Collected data
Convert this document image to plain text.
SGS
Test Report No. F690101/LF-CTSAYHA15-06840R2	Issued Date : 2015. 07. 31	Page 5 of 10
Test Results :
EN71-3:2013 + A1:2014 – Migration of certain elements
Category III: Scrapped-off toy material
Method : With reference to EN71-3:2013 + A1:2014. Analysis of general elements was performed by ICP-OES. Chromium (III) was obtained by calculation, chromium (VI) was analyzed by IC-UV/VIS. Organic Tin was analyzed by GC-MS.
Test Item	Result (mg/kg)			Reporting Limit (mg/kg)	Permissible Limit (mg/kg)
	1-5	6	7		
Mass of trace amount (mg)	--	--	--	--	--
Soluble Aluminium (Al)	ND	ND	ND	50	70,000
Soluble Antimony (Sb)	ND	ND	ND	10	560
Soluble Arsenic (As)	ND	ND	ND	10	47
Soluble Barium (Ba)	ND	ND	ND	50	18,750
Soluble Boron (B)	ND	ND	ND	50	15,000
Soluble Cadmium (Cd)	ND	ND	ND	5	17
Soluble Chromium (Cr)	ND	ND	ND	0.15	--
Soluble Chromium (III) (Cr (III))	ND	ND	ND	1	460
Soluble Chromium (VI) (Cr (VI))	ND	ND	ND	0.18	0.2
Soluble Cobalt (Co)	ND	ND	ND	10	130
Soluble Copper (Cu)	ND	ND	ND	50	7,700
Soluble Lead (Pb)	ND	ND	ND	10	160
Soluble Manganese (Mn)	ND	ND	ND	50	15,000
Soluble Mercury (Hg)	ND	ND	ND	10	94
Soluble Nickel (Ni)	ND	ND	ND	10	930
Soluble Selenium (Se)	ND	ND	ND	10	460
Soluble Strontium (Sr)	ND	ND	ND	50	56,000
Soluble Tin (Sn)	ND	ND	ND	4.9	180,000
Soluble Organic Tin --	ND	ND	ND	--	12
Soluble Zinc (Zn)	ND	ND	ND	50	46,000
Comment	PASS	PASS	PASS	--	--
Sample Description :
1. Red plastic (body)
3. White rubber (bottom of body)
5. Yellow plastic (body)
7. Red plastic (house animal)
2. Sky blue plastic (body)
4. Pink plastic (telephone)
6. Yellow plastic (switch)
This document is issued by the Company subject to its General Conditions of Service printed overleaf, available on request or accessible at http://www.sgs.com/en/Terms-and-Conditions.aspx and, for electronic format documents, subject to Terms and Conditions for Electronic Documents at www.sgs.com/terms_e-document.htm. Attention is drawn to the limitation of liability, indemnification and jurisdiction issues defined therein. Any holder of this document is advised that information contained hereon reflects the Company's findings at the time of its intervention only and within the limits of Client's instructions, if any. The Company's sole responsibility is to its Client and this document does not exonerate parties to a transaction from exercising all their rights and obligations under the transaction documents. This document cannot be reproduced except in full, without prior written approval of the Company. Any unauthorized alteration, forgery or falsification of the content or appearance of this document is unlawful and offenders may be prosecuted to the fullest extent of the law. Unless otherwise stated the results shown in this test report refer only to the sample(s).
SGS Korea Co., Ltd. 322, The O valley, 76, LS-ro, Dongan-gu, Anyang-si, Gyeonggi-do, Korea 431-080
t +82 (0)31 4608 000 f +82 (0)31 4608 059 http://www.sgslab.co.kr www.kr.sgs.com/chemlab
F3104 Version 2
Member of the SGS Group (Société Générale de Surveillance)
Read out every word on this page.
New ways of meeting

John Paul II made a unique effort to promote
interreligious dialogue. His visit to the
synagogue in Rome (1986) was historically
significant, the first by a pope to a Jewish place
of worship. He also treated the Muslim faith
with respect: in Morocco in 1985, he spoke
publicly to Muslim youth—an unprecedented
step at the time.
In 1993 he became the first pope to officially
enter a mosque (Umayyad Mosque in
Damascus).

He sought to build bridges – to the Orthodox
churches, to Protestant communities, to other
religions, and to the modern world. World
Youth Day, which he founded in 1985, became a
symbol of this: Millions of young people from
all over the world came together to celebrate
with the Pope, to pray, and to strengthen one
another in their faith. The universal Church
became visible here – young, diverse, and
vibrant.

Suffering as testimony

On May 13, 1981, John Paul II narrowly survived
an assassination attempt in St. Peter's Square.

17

→ Given exercise: Find "Read out every word on this page." in the data above, then repeat that line and all lines after it exactly, ending with the final line.

→ Output:
Read out every word on this page.
New ways of meeting

John Paul II made a unique effort to promote
interreligious dialogue. His visit to the
synagogue in Rome (1986) was historically
significant, the first by a pope to a Jewish place
of worship. He also treated the Muslim faith
with respect: in Morocco in 1985, he spoke
publicly to Muslim youth—an unprecedented
step at the time.
In 1993 he became the first pope to officially
enter a mosque (Umayyad Mosque in
Damascus).

He sought to build bridges – to the Orthodox
churches, to Protestant communities, to other
religions, and to the modern world. World
Youth Day, which he founded in 1985, became a
symbol of this: Millions of young people from
all over the world came together to celebrate
with the Pope, to pray, and to strengthen one
another in their faith. The universal Church
became visible here – young, diverse, and
vibrant.

Suffering as testimony

On May 13, 1981, John Paul II narrowly survived
an assassination attempt in St. Peter's Square.

17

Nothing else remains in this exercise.